-- PROBLEM STATEMENT --
Gather all lines in the entries below that include the word "this".

-- ENTRIES SHOWN --
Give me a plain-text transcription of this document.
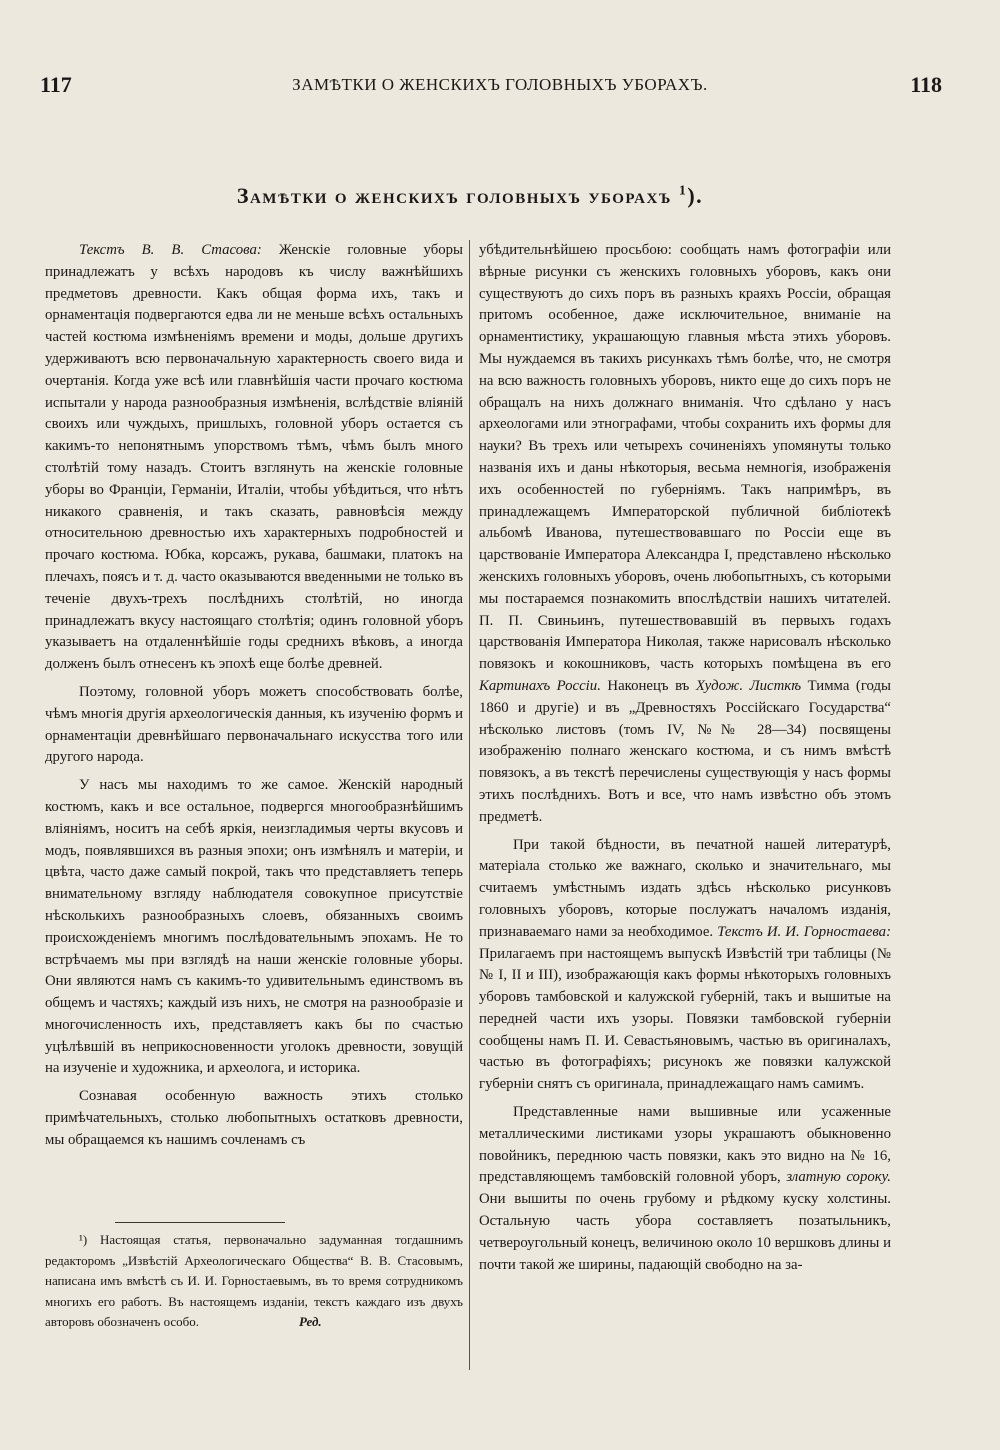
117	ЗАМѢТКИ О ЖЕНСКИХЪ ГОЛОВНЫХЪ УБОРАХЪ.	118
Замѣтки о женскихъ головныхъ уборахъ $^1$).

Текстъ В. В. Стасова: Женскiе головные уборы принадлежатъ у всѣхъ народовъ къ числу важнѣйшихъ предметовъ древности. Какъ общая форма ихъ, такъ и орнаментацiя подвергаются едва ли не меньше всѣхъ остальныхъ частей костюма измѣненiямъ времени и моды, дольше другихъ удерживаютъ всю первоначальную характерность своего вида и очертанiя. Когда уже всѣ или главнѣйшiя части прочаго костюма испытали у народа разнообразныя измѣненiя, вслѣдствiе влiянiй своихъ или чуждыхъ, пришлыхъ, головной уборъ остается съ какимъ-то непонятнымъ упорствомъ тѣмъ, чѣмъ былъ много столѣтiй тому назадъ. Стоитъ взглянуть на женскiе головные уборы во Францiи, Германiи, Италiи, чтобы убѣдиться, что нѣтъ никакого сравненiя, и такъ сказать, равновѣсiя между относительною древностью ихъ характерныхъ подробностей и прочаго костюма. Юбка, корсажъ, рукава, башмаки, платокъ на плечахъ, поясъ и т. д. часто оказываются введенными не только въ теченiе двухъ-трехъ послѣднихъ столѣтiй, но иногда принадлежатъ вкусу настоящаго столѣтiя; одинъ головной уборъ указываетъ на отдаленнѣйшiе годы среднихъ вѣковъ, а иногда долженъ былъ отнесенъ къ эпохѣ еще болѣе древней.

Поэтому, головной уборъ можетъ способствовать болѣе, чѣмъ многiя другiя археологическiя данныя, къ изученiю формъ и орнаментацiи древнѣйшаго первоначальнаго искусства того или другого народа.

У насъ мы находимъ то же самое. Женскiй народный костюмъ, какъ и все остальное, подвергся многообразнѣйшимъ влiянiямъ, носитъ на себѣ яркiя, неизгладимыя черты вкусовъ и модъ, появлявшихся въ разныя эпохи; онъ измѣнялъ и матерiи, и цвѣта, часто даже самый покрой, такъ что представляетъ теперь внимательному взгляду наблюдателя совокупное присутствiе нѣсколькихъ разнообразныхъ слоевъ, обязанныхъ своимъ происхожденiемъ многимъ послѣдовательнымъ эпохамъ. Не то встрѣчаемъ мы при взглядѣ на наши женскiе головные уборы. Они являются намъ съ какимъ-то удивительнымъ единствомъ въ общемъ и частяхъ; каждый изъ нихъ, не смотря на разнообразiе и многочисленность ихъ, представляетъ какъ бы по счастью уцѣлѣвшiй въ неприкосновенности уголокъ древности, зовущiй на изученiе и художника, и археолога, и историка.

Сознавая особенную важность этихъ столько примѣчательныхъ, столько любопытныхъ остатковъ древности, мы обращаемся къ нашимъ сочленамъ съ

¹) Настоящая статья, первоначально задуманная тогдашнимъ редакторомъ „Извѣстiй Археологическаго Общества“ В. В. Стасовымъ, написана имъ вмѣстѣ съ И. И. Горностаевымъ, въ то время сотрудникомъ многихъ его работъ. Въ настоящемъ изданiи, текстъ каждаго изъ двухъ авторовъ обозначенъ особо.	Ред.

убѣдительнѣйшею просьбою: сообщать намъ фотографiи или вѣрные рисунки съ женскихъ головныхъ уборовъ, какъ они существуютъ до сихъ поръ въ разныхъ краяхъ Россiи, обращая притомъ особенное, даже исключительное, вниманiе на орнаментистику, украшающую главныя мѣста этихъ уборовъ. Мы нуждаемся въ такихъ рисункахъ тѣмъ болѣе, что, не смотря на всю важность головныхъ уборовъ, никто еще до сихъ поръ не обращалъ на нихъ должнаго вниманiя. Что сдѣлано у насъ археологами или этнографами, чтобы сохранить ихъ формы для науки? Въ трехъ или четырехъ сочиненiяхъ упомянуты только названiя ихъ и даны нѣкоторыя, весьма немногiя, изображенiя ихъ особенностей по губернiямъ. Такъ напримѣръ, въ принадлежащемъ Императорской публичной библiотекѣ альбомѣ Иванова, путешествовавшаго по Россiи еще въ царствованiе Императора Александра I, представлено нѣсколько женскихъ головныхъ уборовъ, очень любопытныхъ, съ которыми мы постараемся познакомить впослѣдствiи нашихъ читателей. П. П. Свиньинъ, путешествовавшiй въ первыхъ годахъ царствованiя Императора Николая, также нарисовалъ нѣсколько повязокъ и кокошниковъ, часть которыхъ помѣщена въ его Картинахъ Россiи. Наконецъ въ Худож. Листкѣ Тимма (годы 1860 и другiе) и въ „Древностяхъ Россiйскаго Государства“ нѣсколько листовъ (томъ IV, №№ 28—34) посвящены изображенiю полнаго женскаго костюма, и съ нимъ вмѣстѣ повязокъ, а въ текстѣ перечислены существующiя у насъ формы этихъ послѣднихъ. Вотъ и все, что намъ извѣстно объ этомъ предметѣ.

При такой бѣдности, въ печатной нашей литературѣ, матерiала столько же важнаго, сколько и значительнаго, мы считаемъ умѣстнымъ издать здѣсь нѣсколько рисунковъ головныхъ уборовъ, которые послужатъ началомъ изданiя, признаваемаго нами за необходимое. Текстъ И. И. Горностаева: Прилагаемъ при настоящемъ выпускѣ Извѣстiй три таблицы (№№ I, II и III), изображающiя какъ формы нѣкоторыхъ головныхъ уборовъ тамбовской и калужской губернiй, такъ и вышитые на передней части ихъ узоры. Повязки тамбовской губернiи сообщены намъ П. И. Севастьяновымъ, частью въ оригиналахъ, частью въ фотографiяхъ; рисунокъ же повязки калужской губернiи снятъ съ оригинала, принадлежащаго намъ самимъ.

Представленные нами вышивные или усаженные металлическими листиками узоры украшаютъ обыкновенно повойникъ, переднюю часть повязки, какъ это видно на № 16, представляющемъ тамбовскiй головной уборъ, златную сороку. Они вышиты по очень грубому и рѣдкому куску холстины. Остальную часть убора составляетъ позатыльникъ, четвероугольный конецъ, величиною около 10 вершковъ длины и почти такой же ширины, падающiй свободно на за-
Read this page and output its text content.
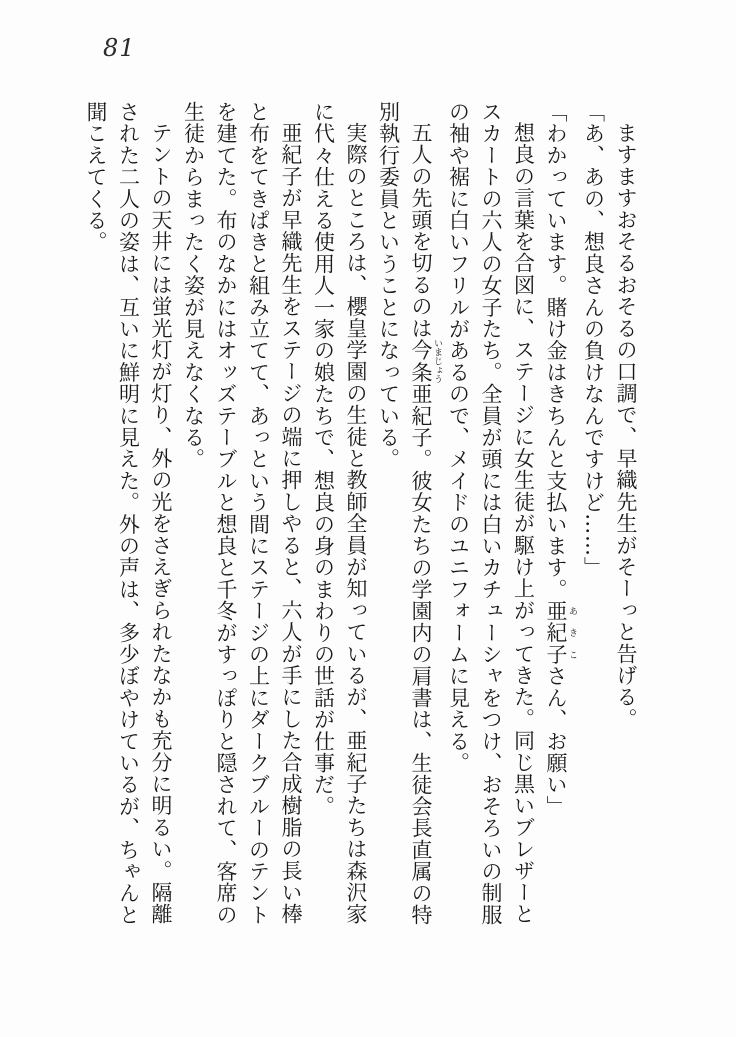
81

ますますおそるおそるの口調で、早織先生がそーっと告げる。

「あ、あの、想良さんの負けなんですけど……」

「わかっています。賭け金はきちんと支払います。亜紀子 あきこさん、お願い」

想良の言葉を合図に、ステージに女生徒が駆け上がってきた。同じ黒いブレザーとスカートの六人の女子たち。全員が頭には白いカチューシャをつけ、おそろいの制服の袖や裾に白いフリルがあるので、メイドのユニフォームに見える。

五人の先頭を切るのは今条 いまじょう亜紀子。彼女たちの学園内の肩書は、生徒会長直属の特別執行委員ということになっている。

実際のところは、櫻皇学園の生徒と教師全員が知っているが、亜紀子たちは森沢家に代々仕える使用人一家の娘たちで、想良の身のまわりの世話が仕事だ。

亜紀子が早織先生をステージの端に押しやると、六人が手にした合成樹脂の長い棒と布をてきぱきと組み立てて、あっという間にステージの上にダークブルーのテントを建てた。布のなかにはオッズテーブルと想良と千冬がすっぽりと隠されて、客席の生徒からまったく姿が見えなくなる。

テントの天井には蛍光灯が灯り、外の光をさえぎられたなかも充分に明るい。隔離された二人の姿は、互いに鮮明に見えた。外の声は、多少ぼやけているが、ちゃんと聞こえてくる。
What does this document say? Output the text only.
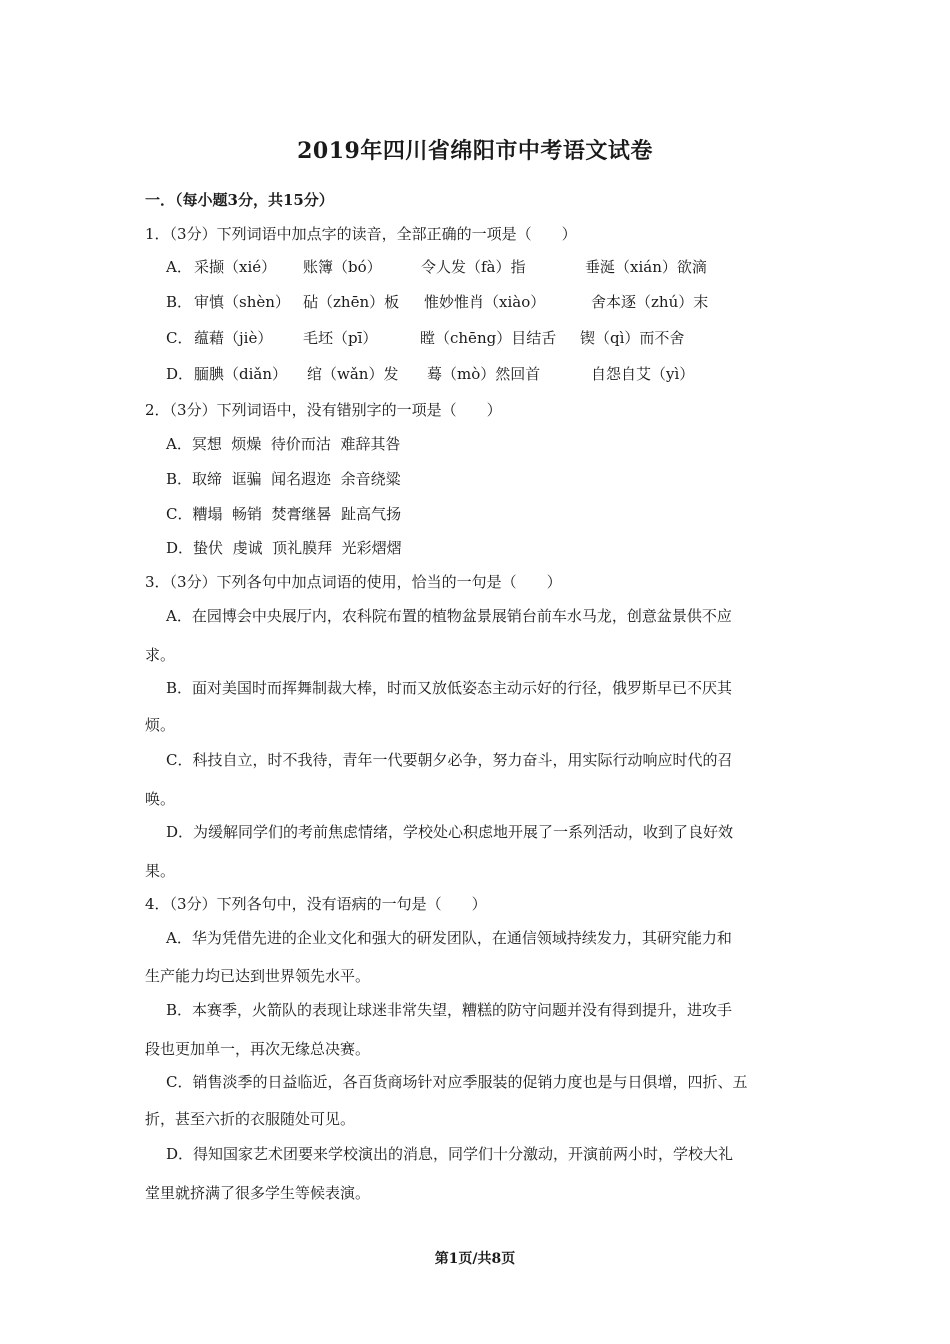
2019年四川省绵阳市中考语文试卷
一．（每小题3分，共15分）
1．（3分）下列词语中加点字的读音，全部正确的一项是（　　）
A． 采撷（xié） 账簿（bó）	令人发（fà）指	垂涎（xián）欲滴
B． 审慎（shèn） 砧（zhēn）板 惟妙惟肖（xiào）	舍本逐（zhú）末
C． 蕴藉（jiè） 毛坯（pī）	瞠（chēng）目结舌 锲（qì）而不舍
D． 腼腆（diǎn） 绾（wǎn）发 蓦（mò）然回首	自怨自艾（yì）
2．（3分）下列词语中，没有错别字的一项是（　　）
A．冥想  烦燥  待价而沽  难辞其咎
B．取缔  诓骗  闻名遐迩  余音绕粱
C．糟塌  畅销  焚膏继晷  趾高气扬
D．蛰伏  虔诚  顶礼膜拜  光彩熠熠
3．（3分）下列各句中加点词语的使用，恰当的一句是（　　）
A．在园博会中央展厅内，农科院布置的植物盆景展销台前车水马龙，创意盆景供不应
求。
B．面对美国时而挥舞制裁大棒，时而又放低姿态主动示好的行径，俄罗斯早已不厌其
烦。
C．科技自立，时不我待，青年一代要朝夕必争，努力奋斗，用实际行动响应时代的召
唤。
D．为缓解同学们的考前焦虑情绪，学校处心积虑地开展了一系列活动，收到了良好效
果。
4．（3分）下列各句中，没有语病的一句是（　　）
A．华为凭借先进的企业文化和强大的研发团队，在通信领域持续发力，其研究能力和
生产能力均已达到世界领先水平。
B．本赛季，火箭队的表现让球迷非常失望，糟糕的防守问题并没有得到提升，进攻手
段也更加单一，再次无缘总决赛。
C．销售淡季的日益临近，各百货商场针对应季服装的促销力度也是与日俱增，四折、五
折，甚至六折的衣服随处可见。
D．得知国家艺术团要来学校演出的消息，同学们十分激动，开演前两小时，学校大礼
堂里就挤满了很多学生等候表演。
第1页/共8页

-- TASK RESULT --
Give me a plain-text transcription of this document.
Read this page and output its text content.
What does this document say? Output the text only.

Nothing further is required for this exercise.